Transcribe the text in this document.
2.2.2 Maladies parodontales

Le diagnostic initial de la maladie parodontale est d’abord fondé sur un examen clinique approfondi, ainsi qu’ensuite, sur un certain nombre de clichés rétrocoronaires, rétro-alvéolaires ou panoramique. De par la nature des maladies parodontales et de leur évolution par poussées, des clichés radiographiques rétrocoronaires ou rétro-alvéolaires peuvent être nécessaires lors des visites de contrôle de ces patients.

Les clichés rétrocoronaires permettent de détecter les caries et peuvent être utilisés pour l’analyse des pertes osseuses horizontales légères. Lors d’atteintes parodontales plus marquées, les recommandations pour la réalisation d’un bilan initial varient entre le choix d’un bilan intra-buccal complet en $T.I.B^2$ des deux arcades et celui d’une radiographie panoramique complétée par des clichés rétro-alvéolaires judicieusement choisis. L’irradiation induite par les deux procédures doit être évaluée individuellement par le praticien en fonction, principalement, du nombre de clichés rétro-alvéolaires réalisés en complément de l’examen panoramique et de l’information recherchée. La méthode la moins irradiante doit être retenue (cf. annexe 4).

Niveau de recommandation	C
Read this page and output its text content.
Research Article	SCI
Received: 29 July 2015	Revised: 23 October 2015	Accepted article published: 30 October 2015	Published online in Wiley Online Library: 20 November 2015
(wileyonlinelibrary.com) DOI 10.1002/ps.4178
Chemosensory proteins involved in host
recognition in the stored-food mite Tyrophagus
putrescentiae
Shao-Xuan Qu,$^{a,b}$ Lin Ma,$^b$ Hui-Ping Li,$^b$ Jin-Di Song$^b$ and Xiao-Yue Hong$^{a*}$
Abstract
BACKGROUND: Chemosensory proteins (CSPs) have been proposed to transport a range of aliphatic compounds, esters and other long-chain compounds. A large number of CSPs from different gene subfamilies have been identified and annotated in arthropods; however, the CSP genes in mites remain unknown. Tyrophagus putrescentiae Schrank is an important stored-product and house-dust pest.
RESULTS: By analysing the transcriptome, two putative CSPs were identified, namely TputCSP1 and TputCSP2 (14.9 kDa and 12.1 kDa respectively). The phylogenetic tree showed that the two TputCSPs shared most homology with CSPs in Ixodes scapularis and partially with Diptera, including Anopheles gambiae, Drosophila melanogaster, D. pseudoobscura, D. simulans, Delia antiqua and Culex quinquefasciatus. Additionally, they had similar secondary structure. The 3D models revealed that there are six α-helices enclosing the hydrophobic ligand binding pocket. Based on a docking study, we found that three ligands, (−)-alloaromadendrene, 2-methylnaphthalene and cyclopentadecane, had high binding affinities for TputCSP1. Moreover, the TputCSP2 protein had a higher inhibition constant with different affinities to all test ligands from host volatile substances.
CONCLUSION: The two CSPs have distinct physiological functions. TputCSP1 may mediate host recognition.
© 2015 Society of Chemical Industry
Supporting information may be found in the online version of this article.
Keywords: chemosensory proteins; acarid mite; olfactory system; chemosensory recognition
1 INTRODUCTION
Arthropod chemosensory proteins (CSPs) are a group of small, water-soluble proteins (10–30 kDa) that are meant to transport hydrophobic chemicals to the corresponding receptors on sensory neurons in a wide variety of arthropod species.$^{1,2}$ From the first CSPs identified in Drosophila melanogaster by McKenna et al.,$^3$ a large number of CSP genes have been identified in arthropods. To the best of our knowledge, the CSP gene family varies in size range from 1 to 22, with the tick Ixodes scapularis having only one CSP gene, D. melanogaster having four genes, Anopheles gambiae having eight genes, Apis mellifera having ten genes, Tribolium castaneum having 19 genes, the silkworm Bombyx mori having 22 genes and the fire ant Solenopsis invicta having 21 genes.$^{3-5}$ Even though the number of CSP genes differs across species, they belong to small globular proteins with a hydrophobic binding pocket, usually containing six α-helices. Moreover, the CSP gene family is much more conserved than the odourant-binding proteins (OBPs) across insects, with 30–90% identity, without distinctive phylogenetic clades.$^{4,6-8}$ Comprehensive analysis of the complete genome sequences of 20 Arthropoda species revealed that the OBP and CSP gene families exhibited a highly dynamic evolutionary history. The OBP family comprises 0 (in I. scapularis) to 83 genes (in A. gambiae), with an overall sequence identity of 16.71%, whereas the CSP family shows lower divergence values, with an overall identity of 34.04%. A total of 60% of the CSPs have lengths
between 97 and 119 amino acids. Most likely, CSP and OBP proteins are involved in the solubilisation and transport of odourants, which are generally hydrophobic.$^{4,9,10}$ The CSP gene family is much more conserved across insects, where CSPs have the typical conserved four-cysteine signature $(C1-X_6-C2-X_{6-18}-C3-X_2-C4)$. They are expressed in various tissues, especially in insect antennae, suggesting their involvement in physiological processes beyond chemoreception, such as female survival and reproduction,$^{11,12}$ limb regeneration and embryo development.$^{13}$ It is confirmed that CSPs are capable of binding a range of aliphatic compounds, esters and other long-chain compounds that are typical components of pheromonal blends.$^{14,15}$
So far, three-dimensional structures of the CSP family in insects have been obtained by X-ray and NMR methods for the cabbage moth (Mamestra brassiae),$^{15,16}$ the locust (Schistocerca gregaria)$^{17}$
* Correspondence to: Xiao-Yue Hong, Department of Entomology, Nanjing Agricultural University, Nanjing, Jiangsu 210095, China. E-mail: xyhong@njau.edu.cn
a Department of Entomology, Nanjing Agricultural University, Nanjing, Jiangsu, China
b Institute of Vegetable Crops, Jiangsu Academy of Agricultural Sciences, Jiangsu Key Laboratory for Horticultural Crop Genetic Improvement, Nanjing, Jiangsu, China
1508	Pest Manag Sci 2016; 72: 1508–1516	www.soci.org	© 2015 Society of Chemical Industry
++++++++
The problem
Please reproduce every record shown above, exactly as written.

Answer box
Transcribe the text in this document.
2.2.2 Maladies parodontales

Le diagnostic initial de la maladie parodontale est d’abord fondé sur un examen clinique approfondi, ainsi qu’ensuite, sur un certain nombre de clichés rétrocoronaires, rétro-alvéolaires ou panoramique. De par la nature des maladies parodontales et de leur évolution par poussées, des clichés radiographiques rétrocoronaires ou rétro-alvéolaires peuvent être nécessaires lors des visites de contrôle de ces patients.

Les clichés rétrocoronaires permettent de détecter les caries et peuvent être utilisés pour l’analyse des pertes osseuses horizontales légères. Lors d’atteintes parodontales plus marquées, les recommandations pour la réalisation d’un bilan initial varient entre le choix d’un bilan intra-buccal complet en $T.I.B^2$ des deux arcades et celui d’une radiographie panoramique complétée par des clichés rétro-alvéolaires judicieusement choisis. L’irradiation induite par les deux procédures doit être évaluée individuellement par le praticien en fonction, principalement, du nombre de clichés rétro-alvéolaires réalisés en complément de l’examen panoramique et de l’information recherchée. La méthode la moins irradiante doit être retenue (cf. annexe 4).

Niveau de recommandation	C
Read this page and output its text content.
Research Article	SCI
Received: 29 July 2015	Revised: 23 October 2015	Accepted article published: 30 October 2015	Published online in Wiley Online Library: 20 November 2015
(wileyonlinelibrary.com) DOI 10.1002/ps.4178
Chemosensory proteins involved in host
recognition in the stored-food mite Tyrophagus
putrescentiae
Shao-Xuan Qu,$^{a,b}$ Lin Ma,$^b$ Hui-Ping Li,$^b$ Jin-Di Song$^b$ and Xiao-Yue Hong$^{a*}$
Abstract
BACKGROUND: Chemosensory proteins (CSPs) have been proposed to transport a range of aliphatic compounds, esters and other long-chain compounds. A large number of CSPs from different gene subfamilies have been identified and annotated in arthropods; however, the CSP genes in mites remain unknown. Tyrophagus putrescentiae Schrank is an important stored-product and house-dust pest.
RESULTS: By analysing the transcriptome, two putative CSPs were identified, namely TputCSP1 and TputCSP2 (14.9 kDa and 12.1 kDa respectively). The phylogenetic tree showed that the two TputCSPs shared most homology with CSPs in Ixodes scapularis and partially with Diptera, including Anopheles gambiae, Drosophila melanogaster, D. pseudoobscura, D. simulans, Delia antiqua and Culex quinquefasciatus. Additionally, they had similar secondary structure. The 3D models revealed that there are six α-helices enclosing the hydrophobic ligand binding pocket. Based on a docking study, we found that three ligands, (−)-alloaromadendrene, 2-methylnaphthalene and cyclopentadecane, had high binding affinities for TputCSP1. Moreover, the TputCSP2 protein had a higher inhibition constant with different affinities to all test ligands from host volatile substances.
CONCLUSION: The two CSPs have distinct physiological functions. TputCSP1 may mediate host recognition.
© 2015 Society of Chemical Industry
Supporting information may be found in the online version of this article.
Keywords: chemosensory proteins; acarid mite; olfactory system; chemosensory recognition
1 INTRODUCTION
Arthropod chemosensory proteins (CSPs) are a group of small, water-soluble proteins (10–30 kDa) that are meant to transport hydrophobic chemicals to the corresponding receptors on sensory neurons in a wide variety of arthropod species.$^{1,2}$ From the first CSPs identified in Drosophila melanogaster by McKenna et al.,$^3$ a large number of CSP genes have been identified in arthropods. To the best of our knowledge, the CSP gene family varies in size range from 1 to 22, with the tick Ixodes scapularis having only one CSP gene, D. melanogaster having four genes, Anopheles gambiae having eight genes, Apis mellifera having ten genes, Tribolium castaneum having 19 genes, the silkworm Bombyx mori having 22 genes and the fire ant Solenopsis invicta having 21 genes.$^{3-5}$ Even though the number of CSP genes differs across species, they belong to small globular proteins with a hydrophobic binding pocket, usually containing six α-helices. Moreover, the CSP gene family is much more conserved than the odourant-binding proteins (OBPs) across insects, with 30–90% identity, without distinctive phylogenetic clades.$^{4,6-8}$ Comprehensive analysis of the complete genome sequences of 20 Arthropoda species revealed that the OBP and CSP gene families exhibited a highly dynamic evolutionary history. The OBP family comprises 0 (in I. scapularis) to 83 genes (in A. gambiae), with an overall sequence identity of 16.71%, whereas the CSP family shows lower divergence values, with an overall identity of 34.04%. A total of 60% of the CSPs have lengths
between 97 and 119 amino acids. Most likely, CSP and OBP proteins are involved in the solubilisation and transport of odourants, which are generally hydrophobic.$^{4,9,10}$ The CSP gene family is much more conserved across insects, where CSPs have the typical conserved four-cysteine signature $(C1-X_6-C2-X_{6-18}-C3-X_2-C4)$. They are expressed in various tissues, especially in insect antennae, suggesting their involvement in physiological processes beyond chemoreception, such as female survival and reproduction,$^{11,12}$ limb regeneration and embryo development.$^{13}$ It is confirmed that CSPs are capable of binding a range of aliphatic compounds, esters and other long-chain compounds that are typical components of pheromonal blends.$^{14,15}$
So far, three-dimensional structures of the CSP family in insects have been obtained by X-ray and NMR methods for the cabbage moth (Mamestra brassiae),$^{15,16}$ the locust (Schistocerca gregaria)$^{17}$
* Correspondence to: Xiao-Yue Hong, Department of Entomology, Nanjing Agricultural University, Nanjing, Jiangsu 210095, China. E-mail: xyhong@njau.edu.cn
a Department of Entomology, Nanjing Agricultural University, Nanjing, Jiangsu, China
b Institute of Vegetable Crops, Jiangsu Academy of Agricultural Sciences, Jiangsu Key Laboratory for Horticultural Crop Genetic Improvement, Nanjing, Jiangsu, China
1508	Pest Manag Sci 2016; 72: 1508–1516	www.soci.org	© 2015 Society of Chemical Industry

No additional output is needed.